* Do this: Copy every record word for word.

[Collected data]
____________

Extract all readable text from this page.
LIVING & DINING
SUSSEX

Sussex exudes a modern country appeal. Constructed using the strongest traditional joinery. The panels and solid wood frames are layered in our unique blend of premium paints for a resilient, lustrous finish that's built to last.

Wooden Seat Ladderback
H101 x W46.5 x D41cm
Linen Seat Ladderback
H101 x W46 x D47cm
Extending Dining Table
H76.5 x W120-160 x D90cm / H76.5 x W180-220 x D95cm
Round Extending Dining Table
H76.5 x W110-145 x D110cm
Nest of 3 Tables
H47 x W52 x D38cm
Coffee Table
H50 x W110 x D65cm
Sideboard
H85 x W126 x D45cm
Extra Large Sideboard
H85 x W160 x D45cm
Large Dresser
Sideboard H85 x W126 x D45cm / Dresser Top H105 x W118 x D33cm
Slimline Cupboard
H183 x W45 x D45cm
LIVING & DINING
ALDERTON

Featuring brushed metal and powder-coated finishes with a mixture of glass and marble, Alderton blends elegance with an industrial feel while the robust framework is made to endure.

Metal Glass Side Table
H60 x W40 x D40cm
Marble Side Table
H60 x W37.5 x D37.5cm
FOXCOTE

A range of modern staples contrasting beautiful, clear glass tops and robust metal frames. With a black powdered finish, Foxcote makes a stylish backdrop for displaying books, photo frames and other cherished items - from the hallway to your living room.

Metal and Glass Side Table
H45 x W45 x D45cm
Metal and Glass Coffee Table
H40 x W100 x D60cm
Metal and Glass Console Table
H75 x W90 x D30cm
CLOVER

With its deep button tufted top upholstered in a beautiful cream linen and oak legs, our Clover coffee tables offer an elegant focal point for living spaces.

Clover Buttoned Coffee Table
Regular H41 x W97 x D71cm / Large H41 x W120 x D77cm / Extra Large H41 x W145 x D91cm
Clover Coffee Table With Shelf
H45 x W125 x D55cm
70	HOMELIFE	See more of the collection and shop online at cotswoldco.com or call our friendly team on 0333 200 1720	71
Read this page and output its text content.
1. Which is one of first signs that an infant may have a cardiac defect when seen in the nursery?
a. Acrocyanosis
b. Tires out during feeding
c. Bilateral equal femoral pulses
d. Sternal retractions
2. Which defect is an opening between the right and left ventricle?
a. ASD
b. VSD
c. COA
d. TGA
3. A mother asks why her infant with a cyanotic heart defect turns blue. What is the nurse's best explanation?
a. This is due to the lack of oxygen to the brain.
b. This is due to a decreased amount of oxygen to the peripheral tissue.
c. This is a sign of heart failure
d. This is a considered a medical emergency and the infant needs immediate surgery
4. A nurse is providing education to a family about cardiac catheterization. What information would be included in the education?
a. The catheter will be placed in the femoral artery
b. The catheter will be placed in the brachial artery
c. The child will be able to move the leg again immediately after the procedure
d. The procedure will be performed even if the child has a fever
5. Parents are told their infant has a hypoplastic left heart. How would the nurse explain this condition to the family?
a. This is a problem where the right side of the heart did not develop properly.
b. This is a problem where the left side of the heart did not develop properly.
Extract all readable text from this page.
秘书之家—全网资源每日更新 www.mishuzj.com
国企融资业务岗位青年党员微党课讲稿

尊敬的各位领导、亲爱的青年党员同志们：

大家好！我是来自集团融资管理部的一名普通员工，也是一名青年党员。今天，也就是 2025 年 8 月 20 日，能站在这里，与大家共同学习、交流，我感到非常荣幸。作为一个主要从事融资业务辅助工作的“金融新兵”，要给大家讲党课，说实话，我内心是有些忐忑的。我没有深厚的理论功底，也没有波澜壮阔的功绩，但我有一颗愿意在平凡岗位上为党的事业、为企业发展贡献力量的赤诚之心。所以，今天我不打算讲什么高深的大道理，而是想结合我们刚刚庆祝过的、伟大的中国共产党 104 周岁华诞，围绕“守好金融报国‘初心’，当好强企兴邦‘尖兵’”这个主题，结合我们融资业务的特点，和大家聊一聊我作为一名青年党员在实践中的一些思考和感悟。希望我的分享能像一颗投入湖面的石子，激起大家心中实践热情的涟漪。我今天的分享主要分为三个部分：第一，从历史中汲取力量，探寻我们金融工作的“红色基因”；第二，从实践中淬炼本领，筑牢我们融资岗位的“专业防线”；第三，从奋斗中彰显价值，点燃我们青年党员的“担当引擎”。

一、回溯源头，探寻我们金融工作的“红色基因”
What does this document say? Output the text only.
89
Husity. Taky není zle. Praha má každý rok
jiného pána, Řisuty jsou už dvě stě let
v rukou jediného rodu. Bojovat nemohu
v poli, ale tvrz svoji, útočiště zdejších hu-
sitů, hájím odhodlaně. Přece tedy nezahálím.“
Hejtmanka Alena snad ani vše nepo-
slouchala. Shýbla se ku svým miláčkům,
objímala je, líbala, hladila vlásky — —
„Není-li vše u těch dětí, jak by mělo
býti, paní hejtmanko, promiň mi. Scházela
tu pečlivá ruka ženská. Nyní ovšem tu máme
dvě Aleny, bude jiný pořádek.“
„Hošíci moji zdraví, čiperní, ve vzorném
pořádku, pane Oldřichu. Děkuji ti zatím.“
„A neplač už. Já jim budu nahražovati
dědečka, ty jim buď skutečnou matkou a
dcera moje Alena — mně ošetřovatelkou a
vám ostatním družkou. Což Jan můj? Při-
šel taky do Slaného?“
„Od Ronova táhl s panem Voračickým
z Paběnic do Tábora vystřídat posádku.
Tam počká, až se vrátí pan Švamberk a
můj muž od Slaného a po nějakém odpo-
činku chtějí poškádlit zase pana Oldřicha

____________

* Reply:
Extract all readable text from this page.
LIVING & DINING
SUSSEX

Sussex exudes a modern country appeal. Constructed using the strongest traditional joinery. The panels and solid wood frames are layered in our unique blend of premium paints for a resilient, lustrous finish that's built to last.

Wooden Seat Ladderback
H101 x W46.5 x D41cm
Linen Seat Ladderback
H101 x W46 x D47cm
Extending Dining Table
H76.5 x W120-160 x D90cm / H76.5 x W180-220 x D95cm
Round Extending Dining Table
H76.5 x W110-145 x D110cm
Nest of 3 Tables
H47 x W52 x D38cm
Coffee Table
H50 x W110 x D65cm
Sideboard
H85 x W126 x D45cm
Extra Large Sideboard
H85 x W160 x D45cm
Large Dresser
Sideboard H85 x W126 x D45cm / Dresser Top H105 x W118 x D33cm
Slimline Cupboard
H183 x W45 x D45cm
LIVING & DINING
ALDERTON

Featuring brushed metal and powder-coated finishes with a mixture of glass and marble, Alderton blends elegance with an industrial feel while the robust framework is made to endure.

Metal Glass Side Table
H60 x W40 x D40cm
Marble Side Table
H60 x W37.5 x D37.5cm
FOXCOTE

A range of modern staples contrasting beautiful, clear glass tops and robust metal frames. With a black powdered finish, Foxcote makes a stylish backdrop for displaying books, photo frames and other cherished items - from the hallway to your living room.

Metal and Glass Side Table
H45 x W45 x D45cm
Metal and Glass Coffee Table
H40 x W100 x D60cm
Metal and Glass Console Table
H75 x W90 x D30cm
CLOVER

With its deep button tufted top upholstered in a beautiful cream linen and oak legs, our Clover coffee tables offer an elegant focal point for living spaces.

Clover Buttoned Coffee Table
Regular H41 x W97 x D71cm / Large H41 x W120 x D77cm / Extra Large H41 x W145 x D91cm
Clover Coffee Table With Shelf
H45 x W125 x D55cm
70	HOMELIFE	See more of the collection and shop online at cotswoldco.com or call our friendly team on 0333 200 1720	71
Read this page and output its text content.
1. Which is one of first signs that an infant may have a cardiac defect when seen in the nursery?
a. Acrocyanosis
b. Tires out during feeding
c. Bilateral equal femoral pulses
d. Sternal retractions
2. Which defect is an opening between the right and left ventricle?
a. ASD
b. VSD
c. COA
d. TGA
3. A mother asks why her infant with a cyanotic heart defect turns blue. What is the nurse's best explanation?
a. This is due to the lack of oxygen to the brain.
b. This is due to a decreased amount of oxygen to the peripheral tissue.
c. This is a sign of heart failure
d. This is a considered a medical emergency and the infant needs immediate surgery
4. A nurse is providing education to a family about cardiac catheterization. What information would be included in the education?
a. The catheter will be placed in the femoral artery
b. The catheter will be placed in the brachial artery
c. The child will be able to move the leg again immediately after the procedure
d. The procedure will be performed even if the child has a fever
5. Parents are told their infant has a hypoplastic left heart. How would the nurse explain this condition to the family?
a. This is a problem where the right side of the heart did not develop properly.
b. This is a problem where the left side of the heart did not develop properly.
Extract all readable text from this page.
秘书之家—全网资源每日更新 www.mishuzj.com
国企融资业务岗位青年党员微党课讲稿

尊敬的各位领导、亲爱的青年党员同志们：

大家好！我是来自集团融资管理部的一名普通员工，也是一名青年党员。今天，也就是 2025 年 8 月 20 日，能站在这里，与大家共同学习、交流，我感到非常荣幸。作为一个主要从事融资业务辅助工作的“金融新兵”，要给大家讲党课，说实话，我内心是有些忐忑的。我没有深厚的理论功底，也没有波澜壮阔的功绩，但我有一颗愿意在平凡岗位上为党的事业、为企业发展贡献力量的赤诚之心。所以，今天我不打算讲什么高深的大道理，而是想结合我们刚刚庆祝过的、伟大的中国共产党 104 周岁华诞，围绕“守好金融报国‘初心’，当好强企兴邦‘尖兵’”这个主题，结合我们融资业务的特点，和大家聊一聊我作为一名青年党员在实践中的一些思考和感悟。希望我的分享能像一颗投入湖面的石子，激起大家心中实践热情的涟漪。我今天的分享主要分为三个部分：第一，从历史中汲取力量，探寻我们金融工作的“红色基因”；第二，从实践中淬炼本领，筑牢我们融资岗位的“专业防线”；第三，从奋斗中彰显价值，点燃我们青年党员的“担当引擎”。

一、回溯源头，探寻我们金融工作的“红色基因”
What does this document say? Output the text only.
89
Husity. Taky není zle. Praha má každý rok
jiného pána, Řisuty jsou už dvě stě let
v rukou jediného rodu. Bojovat nemohu
v poli, ale tvrz svoji, útočiště zdejších hu-
sitů, hájím odhodlaně. Přece tedy nezahálím.“
Hejtmanka Alena snad ani vše nepo-
slouchala. Shýbla se ku svým miláčkům,
objímala je, líbala, hladila vlásky — —
„Není-li vše u těch dětí, jak by mělo
býti, paní hejtmanko, promiň mi. Scházela
tu pečlivá ruka ženská. Nyní ovšem tu máme
dvě Aleny, bude jiný pořádek.“
„Hošíci moji zdraví, čiperní, ve vzorném
pořádku, pane Oldřichu. Děkuji ti zatím.“
„A neplač už. Já jim budu nahražovati
dědečka, ty jim buď skutečnou matkou a
dcera moje Alena — mně ošetřovatelkou a
vám ostatním družkou. Což Jan můj? Při-
šel taky do Slaného?“
„Od Ronova táhl s panem Voračickým
z Paběnic do Tábora vystřídat posádku.
Tam počká, až se vrátí pan Švamberk a
můj muž od Slaného a po nějakém odpo-
činku chtějí poškádlit zase pana Oldřicha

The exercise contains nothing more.